-- Supplied data --

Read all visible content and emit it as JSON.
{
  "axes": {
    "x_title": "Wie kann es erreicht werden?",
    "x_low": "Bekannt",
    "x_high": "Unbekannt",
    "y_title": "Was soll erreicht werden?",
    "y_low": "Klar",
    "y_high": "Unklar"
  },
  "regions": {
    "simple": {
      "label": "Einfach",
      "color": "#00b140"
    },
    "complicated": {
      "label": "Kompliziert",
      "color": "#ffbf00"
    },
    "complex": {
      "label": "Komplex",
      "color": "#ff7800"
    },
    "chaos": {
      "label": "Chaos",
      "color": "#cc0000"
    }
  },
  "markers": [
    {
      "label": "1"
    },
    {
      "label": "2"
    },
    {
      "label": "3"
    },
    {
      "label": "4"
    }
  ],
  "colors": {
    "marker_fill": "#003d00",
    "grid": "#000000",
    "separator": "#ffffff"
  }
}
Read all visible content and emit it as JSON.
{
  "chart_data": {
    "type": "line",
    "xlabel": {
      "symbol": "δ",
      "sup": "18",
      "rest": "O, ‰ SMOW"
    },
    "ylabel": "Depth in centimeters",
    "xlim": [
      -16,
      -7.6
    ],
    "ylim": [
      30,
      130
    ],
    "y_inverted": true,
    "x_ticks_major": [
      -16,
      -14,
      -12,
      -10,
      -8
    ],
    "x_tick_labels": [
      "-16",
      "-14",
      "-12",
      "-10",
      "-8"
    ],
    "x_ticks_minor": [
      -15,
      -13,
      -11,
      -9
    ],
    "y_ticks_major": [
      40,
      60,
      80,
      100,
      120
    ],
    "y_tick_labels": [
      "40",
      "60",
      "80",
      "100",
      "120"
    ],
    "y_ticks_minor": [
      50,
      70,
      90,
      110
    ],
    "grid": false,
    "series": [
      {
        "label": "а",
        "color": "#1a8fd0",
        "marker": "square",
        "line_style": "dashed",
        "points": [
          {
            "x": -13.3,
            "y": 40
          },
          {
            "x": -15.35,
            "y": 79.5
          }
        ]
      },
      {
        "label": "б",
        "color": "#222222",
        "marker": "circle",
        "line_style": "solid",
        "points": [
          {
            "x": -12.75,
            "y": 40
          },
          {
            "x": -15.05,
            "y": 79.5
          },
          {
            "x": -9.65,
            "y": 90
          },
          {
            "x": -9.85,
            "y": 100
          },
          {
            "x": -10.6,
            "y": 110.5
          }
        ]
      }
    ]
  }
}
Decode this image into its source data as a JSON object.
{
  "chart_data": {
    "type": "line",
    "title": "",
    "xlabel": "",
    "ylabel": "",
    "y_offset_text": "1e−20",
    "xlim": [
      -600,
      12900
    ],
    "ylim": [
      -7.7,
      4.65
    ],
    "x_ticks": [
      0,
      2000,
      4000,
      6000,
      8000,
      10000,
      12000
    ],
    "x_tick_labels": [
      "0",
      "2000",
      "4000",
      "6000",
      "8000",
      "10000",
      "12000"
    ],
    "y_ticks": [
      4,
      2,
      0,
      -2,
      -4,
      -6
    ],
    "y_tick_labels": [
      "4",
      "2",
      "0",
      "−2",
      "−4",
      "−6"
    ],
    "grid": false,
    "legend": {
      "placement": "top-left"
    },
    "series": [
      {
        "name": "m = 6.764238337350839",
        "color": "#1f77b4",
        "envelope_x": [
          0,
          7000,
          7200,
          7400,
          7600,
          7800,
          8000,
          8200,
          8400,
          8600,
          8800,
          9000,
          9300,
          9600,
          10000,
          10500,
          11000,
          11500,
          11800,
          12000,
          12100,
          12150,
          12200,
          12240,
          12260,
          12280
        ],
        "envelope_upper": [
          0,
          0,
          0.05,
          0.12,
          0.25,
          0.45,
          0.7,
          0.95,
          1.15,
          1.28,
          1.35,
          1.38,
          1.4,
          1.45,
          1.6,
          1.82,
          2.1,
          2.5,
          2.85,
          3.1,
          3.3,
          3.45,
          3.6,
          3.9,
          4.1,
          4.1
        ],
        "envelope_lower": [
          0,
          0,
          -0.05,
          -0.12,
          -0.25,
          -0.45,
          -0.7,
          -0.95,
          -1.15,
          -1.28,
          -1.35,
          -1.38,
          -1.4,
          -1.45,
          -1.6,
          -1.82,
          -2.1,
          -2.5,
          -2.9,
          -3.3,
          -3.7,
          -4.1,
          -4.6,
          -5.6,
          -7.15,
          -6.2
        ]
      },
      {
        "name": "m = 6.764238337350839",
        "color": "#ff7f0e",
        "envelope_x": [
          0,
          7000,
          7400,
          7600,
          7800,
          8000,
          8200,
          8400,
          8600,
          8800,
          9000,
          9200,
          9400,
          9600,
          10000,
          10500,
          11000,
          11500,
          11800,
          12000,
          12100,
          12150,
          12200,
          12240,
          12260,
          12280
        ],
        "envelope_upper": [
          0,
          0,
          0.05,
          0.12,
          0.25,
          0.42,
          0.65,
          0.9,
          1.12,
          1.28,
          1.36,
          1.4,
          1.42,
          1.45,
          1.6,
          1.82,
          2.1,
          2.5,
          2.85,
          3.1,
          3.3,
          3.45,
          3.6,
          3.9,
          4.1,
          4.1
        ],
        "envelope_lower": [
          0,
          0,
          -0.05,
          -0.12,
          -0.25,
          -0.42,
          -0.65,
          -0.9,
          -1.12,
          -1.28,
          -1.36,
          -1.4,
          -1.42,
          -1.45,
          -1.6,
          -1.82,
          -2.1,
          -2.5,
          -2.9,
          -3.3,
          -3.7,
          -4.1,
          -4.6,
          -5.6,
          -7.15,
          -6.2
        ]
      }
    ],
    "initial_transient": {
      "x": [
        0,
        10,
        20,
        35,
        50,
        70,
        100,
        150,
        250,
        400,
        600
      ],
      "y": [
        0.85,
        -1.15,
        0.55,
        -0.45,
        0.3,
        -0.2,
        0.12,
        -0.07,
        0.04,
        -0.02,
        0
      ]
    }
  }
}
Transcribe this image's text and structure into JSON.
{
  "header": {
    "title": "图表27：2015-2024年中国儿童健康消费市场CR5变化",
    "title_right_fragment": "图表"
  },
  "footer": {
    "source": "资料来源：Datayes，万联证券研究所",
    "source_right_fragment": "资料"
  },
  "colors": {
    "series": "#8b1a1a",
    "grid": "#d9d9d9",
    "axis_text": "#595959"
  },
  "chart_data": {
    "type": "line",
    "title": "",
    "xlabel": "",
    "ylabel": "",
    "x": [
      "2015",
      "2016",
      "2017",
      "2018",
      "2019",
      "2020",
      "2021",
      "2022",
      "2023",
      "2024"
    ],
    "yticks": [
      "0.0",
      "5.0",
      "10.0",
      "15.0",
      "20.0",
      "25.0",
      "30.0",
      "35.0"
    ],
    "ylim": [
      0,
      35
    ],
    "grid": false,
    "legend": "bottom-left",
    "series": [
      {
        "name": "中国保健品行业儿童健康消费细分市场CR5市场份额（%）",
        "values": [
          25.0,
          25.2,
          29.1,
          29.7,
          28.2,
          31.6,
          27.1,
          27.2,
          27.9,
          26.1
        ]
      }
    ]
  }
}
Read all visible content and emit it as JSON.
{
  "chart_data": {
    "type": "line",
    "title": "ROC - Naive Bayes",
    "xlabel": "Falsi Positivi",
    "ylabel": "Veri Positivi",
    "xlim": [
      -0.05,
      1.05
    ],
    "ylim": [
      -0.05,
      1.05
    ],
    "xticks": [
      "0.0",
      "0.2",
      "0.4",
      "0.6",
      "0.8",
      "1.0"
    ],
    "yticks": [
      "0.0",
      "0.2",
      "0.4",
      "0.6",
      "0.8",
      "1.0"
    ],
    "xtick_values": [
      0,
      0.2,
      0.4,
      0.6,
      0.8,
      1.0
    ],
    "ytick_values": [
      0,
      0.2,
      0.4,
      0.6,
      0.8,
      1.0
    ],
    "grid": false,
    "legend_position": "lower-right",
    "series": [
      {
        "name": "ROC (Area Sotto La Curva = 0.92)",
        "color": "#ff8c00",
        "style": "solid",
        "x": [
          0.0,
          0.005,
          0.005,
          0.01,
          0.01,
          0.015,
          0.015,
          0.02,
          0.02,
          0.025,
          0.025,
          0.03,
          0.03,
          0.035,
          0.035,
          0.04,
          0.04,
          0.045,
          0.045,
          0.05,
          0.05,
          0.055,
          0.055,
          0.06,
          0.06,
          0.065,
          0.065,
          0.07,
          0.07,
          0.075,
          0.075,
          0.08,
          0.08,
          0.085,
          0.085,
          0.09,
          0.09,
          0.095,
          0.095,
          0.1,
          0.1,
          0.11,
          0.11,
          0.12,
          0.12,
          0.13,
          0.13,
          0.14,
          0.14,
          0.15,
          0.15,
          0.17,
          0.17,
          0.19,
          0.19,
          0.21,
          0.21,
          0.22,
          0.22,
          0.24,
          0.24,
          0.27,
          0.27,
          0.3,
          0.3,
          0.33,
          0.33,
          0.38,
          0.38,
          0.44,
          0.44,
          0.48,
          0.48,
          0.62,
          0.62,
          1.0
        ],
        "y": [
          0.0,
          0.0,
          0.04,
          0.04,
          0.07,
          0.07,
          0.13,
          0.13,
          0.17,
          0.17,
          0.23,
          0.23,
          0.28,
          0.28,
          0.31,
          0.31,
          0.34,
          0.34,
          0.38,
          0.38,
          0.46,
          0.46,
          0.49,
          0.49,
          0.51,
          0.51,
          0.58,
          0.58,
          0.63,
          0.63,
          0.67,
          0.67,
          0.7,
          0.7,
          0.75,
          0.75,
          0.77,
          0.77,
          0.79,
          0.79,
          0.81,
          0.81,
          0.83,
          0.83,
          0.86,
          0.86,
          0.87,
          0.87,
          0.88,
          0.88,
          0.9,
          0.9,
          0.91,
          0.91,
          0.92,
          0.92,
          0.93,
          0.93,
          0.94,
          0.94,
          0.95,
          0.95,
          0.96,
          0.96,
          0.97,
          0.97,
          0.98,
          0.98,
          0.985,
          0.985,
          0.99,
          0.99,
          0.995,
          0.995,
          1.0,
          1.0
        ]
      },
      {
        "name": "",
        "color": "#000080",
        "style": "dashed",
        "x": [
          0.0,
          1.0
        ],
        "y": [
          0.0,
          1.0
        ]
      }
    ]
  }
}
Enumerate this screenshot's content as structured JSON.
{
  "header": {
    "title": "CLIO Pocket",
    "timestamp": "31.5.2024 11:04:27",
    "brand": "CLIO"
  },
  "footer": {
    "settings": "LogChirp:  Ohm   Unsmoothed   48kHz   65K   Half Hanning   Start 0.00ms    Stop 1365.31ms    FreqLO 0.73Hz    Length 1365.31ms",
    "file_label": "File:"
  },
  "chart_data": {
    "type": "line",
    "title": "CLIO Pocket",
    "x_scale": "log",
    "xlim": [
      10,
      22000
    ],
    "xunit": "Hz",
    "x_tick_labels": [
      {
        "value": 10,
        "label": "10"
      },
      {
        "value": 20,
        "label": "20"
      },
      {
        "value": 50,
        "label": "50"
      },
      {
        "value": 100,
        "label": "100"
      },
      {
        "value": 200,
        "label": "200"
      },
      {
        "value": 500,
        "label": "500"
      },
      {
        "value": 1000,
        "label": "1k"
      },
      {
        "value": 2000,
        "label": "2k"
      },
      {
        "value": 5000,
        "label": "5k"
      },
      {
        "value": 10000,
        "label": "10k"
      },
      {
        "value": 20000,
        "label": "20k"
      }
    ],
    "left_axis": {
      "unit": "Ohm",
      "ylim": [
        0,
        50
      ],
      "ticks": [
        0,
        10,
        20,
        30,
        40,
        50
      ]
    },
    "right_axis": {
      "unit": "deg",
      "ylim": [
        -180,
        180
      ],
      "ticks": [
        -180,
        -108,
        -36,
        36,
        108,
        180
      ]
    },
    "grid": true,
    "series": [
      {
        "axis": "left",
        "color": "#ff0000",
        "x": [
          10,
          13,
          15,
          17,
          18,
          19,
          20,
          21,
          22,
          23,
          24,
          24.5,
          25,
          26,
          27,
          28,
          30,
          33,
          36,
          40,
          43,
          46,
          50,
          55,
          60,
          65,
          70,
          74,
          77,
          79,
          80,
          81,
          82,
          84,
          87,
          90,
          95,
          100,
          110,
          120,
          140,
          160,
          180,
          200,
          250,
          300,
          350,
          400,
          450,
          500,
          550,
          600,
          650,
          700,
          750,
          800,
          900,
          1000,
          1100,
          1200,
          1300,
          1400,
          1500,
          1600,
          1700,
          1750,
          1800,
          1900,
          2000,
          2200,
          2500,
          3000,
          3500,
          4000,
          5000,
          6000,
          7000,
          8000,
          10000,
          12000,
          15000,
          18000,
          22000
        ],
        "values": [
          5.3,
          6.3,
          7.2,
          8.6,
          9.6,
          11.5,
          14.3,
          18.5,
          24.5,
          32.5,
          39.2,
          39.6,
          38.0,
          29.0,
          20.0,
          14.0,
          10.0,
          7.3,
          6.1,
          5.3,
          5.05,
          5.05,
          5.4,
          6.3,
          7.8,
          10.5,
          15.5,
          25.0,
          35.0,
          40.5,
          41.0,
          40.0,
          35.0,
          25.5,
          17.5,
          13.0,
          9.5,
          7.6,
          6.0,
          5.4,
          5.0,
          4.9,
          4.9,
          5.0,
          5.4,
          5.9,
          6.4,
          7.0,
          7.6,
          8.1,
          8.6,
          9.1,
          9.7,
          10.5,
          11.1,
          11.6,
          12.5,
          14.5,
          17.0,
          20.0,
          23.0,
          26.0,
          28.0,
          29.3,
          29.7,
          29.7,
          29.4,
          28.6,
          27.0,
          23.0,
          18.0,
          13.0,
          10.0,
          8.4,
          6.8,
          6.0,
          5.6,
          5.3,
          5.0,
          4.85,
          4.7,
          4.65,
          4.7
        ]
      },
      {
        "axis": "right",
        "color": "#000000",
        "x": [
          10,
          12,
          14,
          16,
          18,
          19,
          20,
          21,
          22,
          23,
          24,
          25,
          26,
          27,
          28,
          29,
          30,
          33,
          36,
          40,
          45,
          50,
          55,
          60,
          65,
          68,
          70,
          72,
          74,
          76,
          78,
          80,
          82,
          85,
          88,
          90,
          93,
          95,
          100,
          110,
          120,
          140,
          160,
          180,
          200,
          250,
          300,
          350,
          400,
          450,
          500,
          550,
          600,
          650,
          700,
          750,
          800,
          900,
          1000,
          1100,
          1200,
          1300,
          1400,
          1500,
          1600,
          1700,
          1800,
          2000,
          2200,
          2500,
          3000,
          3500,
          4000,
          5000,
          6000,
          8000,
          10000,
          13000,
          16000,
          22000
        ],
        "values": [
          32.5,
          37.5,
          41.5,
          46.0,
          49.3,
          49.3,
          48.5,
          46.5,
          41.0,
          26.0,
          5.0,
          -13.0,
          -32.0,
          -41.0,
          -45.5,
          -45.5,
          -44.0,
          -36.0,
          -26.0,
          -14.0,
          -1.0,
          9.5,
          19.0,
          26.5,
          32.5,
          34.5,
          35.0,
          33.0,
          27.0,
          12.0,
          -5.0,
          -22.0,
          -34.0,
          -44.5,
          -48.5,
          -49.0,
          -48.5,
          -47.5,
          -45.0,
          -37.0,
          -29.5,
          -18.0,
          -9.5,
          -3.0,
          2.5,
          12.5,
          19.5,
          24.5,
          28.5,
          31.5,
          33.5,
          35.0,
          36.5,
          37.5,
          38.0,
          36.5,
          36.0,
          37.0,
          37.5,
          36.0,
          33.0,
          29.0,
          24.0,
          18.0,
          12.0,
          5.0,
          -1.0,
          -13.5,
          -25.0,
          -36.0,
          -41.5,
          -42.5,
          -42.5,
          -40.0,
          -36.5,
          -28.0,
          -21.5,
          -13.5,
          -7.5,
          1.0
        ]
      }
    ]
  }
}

-- Exercise aim --
Where a line in the entries holds "erreicht", copy that line.

-- Response to this exercise --
    "x_title": "Wie kann es erreicht werden?",
    "y_title": "Was soll erreicht werden?",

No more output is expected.